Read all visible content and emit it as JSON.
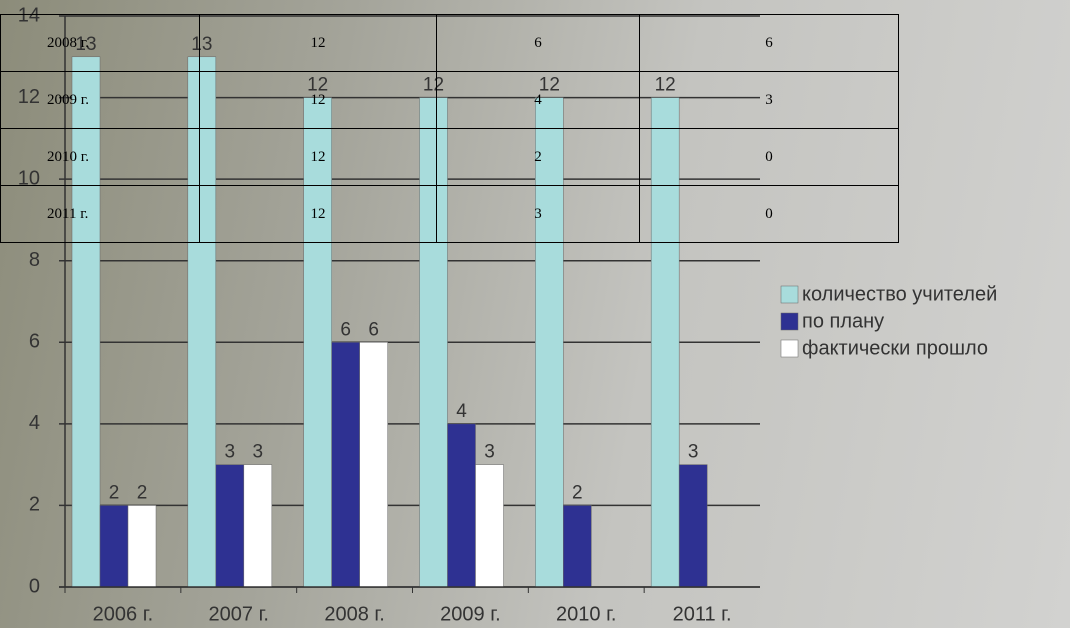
{
  "chart_data": {
    "type": "bar",
    "categories": [
      "2006 г.",
      "2007 г.",
      "2008 г.",
      "2009 г.",
      "2010 г.",
      "2011 г."
    ],
    "series": [
      {
        "name": "количество учителей",
        "color": "#a8dcdc",
        "values": [
          13,
          13,
          12,
          12,
          12,
          12
        ]
      },
      {
        "name": "по плану",
        "color": "#2e3192",
        "values": [
          2,
          3,
          6,
          4,
          2,
          3
        ]
      },
      {
        "name": "фактически прошло",
        "color": "#ffffff",
        "values": [
          2,
          3,
          6,
          3,
          null,
          null
        ]
      }
    ],
    "ylim": [
      0,
      14
    ],
    "yticks": [
      0,
      2,
      4,
      6,
      8,
      10,
      12,
      14
    ],
    "grid": true,
    "legend": "right"
  },
  "table": {
    "rows": [
      [
        "2008 г.",
        12,
        6,
        6
      ],
      [
        "2009 г.",
        12,
        4,
        3
      ],
      [
        "2010 г.",
        12,
        2,
        0
      ],
      [
        "2011 г.",
        12,
        3,
        0
      ]
    ]
  }
}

......

Reproduce all of the material exactly, apart from the pictures.

Read all visible content and emit it as JSON.
{
  "chart_data": {
    "type": "bar",
    "categories": [
      "2006 г.",
      "2007 г.",
      "2008 г.",
      "2009 г.",
      "2010 г.",
      "2011 г."
    ],
    "series": [
      {
        "name": "количество учителей",
        "color": "#a8dcdc",
        "values": [
          13,
          13,
          12,
          12,
          12,
          12
        ]
      },
      {
        "name": "по плану",
        "color": "#2e3192",
        "values": [
          2,
          3,
          6,
          4,
          2,
          3
        ]
      },
      {
        "name": "фактически прошло",
        "color": "#ffffff",
        "values": [
          2,
          3,
          6,
          3,
          null,
          null
        ]
      }
    ],
    "ylim": [
      0,
      14
    ],
    "yticks": [
      0,
      2,
      4,
      6,
      8,
      10,
      12,
      14
    ],
    "grid": true,
    "legend": "right"
  },
  "table": {
    "rows": [
      [
        "2008 г.",
        12,
        6,
        6
      ],
      [
        "2009 г.",
        12,
        4,
        3
      ],
      [
        "2010 г.",
        12,
        2,
        0
      ],
      [
        "2011 г.",
        12,
        3,
        0
      ]
    ]
  }
}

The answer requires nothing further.